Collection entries
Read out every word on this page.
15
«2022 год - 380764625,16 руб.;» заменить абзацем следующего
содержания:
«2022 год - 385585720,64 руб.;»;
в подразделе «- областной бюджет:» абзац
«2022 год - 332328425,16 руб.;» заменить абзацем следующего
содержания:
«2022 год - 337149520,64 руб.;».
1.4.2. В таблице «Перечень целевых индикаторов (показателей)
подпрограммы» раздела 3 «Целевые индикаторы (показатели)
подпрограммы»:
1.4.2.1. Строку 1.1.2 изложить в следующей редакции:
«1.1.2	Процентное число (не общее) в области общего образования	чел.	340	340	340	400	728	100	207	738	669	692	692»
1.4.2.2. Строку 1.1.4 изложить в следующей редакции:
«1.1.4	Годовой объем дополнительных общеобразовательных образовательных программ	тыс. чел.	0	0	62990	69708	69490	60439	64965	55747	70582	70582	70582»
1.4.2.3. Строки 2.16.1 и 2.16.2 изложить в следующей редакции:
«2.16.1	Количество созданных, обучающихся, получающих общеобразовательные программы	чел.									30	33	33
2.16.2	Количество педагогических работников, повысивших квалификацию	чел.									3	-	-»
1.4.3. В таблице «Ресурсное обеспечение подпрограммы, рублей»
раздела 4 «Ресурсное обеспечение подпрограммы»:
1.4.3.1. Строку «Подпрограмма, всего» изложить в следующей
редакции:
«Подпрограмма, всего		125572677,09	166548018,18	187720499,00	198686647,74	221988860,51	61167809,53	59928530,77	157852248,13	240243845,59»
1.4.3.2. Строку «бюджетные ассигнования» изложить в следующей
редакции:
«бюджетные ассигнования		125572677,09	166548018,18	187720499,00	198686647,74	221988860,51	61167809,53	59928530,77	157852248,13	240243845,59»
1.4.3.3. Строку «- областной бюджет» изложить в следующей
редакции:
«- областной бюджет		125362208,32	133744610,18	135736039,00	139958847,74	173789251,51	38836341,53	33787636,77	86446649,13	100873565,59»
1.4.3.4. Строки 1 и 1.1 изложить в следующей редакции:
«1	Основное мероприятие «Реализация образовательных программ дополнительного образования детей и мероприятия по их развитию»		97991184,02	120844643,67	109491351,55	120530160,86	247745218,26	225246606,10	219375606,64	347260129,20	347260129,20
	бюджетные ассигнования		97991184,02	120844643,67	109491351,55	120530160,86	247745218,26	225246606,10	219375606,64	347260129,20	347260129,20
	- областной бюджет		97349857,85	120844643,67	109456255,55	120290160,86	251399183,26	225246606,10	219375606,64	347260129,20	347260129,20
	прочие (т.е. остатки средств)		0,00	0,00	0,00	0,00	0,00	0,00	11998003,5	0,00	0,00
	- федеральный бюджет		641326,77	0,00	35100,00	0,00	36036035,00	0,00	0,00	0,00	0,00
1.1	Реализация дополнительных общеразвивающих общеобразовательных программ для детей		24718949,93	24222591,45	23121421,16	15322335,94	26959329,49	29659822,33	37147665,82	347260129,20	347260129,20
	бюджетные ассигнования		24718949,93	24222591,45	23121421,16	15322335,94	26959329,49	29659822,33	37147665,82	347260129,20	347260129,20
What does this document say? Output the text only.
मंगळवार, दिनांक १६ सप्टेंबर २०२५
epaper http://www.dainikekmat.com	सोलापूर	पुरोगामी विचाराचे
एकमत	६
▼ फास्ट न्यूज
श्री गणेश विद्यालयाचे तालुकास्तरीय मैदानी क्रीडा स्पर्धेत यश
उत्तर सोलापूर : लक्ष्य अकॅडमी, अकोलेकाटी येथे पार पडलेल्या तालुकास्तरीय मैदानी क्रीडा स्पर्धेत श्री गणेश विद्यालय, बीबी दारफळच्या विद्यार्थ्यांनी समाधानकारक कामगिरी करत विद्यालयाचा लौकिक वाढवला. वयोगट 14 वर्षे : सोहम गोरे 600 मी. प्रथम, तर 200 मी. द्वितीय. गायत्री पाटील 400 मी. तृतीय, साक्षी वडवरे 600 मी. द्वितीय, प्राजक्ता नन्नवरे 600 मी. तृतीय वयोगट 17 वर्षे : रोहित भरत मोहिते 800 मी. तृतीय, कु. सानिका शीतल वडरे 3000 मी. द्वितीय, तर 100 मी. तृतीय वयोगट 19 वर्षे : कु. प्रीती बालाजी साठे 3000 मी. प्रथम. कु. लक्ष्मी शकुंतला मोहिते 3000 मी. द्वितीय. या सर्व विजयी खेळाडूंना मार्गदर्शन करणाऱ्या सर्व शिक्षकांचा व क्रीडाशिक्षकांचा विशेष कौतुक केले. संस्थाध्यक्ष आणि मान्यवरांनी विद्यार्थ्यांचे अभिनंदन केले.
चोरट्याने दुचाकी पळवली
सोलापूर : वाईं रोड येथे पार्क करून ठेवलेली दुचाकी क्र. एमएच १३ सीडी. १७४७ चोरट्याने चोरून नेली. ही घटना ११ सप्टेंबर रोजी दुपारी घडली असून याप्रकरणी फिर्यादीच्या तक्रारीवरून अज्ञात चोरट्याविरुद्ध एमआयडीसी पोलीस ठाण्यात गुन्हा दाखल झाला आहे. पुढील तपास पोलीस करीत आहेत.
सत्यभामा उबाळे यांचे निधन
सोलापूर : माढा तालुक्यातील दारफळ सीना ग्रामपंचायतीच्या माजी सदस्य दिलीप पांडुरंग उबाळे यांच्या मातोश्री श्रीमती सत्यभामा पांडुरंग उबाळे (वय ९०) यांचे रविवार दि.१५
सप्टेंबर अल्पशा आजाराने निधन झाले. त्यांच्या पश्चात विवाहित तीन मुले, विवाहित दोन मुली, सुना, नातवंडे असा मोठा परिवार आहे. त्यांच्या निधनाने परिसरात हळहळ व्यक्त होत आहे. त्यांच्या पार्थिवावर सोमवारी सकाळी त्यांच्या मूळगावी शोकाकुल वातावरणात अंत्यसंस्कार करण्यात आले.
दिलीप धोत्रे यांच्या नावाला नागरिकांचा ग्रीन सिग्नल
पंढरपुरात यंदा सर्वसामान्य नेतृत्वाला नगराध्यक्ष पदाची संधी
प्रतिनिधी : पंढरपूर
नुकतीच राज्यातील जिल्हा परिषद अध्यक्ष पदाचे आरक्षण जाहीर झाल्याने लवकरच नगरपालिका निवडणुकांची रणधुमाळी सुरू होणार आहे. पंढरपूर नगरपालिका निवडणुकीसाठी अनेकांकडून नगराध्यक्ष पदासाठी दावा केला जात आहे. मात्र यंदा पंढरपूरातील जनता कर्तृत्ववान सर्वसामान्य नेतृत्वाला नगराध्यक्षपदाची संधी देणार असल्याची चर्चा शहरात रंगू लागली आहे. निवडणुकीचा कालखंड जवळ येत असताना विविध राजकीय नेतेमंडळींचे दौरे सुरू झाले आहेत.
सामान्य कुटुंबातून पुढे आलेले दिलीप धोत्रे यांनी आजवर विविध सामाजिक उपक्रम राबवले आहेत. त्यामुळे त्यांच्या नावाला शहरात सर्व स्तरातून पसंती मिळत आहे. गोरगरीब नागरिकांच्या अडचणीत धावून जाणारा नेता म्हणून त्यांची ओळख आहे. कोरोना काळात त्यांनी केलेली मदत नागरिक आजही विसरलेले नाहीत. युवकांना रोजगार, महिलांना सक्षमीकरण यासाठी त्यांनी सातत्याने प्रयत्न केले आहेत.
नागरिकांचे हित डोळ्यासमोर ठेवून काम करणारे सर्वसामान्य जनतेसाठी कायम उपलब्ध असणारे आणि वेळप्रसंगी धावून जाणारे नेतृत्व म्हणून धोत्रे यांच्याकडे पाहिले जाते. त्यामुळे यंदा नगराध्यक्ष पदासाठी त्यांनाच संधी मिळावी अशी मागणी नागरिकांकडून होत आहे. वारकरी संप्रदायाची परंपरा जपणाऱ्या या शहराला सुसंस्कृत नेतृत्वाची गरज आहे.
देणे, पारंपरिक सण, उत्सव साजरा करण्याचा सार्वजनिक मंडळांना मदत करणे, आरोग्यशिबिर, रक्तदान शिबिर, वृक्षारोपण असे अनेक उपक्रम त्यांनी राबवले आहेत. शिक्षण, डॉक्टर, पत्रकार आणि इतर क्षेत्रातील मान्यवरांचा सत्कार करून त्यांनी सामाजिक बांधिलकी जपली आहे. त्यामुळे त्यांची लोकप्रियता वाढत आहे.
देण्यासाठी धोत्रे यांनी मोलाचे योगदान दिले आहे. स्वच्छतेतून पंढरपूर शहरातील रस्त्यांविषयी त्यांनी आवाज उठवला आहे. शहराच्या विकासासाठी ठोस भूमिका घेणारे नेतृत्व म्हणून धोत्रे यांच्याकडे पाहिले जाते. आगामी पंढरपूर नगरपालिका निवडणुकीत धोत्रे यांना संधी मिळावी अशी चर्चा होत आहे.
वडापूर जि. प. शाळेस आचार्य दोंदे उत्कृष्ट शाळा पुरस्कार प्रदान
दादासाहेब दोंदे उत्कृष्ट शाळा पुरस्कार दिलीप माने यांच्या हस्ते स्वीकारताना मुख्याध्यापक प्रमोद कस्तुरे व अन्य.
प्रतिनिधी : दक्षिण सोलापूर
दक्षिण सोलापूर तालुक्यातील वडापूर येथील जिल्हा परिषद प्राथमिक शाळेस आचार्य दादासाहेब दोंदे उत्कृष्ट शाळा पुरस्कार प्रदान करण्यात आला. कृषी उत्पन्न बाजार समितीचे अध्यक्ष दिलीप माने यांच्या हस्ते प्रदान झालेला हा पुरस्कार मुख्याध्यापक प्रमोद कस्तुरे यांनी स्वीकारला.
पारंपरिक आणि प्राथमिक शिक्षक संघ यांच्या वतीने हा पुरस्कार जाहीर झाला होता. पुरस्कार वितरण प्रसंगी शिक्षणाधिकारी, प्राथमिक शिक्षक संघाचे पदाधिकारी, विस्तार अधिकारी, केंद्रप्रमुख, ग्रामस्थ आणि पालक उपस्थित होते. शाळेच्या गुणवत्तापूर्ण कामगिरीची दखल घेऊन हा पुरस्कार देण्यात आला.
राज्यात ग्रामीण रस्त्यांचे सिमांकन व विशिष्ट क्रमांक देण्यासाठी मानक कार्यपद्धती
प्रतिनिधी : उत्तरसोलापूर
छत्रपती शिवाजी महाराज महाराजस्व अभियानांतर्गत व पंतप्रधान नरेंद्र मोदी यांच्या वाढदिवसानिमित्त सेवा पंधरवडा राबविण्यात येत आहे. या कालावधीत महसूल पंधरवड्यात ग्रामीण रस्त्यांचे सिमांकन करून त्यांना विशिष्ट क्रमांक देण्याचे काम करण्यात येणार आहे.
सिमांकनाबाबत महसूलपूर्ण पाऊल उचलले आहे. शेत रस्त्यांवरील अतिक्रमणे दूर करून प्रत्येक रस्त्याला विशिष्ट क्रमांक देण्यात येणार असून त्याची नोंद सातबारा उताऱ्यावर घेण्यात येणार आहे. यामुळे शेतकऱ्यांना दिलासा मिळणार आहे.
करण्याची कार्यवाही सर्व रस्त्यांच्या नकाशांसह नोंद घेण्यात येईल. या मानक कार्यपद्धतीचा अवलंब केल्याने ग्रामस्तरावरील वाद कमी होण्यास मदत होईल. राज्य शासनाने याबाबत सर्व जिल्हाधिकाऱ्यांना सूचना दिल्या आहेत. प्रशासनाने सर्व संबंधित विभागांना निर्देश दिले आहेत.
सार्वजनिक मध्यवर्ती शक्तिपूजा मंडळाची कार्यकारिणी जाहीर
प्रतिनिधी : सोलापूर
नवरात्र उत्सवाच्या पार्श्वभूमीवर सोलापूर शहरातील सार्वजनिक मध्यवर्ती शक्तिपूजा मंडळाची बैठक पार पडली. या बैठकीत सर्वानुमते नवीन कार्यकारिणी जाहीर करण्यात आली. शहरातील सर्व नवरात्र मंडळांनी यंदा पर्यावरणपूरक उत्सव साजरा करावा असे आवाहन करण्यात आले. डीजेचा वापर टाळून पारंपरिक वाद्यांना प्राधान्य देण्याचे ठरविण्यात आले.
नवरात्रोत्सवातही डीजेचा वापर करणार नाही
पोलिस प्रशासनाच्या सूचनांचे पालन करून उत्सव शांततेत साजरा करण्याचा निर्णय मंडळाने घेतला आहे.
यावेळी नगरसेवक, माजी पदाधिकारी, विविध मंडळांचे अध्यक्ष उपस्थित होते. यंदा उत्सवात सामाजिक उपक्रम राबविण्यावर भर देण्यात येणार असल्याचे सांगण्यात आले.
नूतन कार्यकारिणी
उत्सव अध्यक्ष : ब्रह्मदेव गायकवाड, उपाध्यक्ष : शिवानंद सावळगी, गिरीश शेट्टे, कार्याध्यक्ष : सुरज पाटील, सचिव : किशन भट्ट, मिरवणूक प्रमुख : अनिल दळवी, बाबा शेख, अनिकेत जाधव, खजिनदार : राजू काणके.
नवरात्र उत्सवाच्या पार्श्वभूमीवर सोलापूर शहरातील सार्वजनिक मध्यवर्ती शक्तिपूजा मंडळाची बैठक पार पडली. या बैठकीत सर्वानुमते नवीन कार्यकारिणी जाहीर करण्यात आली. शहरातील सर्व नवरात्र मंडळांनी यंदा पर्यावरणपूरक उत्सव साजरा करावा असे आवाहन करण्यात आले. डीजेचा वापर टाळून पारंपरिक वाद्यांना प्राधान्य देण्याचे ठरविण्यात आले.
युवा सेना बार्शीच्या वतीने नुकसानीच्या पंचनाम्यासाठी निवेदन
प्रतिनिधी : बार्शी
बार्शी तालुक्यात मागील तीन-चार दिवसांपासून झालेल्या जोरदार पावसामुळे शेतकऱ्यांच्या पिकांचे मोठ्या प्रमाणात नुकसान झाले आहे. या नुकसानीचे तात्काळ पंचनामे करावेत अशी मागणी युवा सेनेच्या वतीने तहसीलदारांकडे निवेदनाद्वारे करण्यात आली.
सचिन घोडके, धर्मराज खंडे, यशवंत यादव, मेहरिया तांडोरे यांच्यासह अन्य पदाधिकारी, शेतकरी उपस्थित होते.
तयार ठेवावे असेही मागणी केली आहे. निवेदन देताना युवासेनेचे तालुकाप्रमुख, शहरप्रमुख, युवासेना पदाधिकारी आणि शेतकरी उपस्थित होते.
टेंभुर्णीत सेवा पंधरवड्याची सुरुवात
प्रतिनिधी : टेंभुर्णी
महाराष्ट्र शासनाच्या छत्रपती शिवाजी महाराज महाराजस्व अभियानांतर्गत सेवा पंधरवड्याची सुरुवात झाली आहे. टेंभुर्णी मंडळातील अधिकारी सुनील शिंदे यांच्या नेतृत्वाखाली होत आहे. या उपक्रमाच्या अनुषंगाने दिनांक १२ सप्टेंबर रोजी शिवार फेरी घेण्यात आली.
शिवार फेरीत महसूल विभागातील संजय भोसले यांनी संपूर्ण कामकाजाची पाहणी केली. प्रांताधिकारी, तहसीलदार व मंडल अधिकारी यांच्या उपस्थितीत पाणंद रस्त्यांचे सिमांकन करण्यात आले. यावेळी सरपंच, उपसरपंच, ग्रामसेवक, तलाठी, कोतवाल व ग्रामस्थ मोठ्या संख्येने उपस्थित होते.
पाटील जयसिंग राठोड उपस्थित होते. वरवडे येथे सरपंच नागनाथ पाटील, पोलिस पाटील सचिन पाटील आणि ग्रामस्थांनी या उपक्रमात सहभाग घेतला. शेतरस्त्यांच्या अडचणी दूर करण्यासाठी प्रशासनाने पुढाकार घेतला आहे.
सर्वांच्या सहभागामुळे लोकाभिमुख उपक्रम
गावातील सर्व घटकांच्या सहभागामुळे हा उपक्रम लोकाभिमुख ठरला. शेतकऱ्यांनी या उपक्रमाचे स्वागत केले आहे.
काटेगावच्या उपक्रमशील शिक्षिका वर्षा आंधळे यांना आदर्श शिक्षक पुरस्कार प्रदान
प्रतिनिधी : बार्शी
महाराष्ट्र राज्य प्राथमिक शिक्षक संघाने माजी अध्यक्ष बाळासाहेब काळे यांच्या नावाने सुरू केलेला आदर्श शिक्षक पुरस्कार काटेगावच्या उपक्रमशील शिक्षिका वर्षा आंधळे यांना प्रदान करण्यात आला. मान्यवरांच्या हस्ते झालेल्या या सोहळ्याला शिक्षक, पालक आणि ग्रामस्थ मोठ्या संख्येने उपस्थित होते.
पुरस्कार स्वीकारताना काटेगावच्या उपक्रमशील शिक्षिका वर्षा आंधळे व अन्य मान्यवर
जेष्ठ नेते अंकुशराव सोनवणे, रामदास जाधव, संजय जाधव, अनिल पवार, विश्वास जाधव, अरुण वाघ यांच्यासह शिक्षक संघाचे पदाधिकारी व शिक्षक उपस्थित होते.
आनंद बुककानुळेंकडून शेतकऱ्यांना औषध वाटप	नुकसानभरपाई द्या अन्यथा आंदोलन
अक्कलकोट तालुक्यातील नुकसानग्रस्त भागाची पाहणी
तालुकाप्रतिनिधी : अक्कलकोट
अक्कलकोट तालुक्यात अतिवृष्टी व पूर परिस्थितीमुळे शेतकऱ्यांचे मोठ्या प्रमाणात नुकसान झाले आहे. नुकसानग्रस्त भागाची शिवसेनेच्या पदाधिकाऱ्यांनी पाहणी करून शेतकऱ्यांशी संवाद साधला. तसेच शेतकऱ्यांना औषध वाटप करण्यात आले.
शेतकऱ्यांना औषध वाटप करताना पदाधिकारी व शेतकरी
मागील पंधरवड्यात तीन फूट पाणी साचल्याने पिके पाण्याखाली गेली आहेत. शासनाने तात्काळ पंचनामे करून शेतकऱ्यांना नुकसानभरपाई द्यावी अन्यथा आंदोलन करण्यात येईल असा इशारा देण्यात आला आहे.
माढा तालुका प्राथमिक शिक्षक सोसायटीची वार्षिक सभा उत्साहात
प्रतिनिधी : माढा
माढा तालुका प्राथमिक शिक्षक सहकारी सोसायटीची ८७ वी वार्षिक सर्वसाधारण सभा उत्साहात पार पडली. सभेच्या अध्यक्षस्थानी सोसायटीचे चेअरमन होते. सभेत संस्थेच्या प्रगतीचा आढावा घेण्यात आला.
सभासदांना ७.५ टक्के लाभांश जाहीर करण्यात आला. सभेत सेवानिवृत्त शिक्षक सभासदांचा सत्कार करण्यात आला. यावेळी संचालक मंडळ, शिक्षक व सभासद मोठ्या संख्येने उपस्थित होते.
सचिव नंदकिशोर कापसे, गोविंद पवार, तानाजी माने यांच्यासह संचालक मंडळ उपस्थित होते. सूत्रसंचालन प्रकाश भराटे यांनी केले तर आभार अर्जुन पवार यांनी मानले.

> _WHAT YOU SHOULD DO_
For the listing above, identify each line bearing "подпрограммы".

> _REPLY TO THE EXERCISE_
подпрограммы» раздела 3 «Целевые индикаторы (показатели)
подпрограммы»:
1.4.3. В таблице «Ресурсное обеспечение подпрограммы, рублей»
раздела 4 «Ресурсное обеспечение подпрограммы»:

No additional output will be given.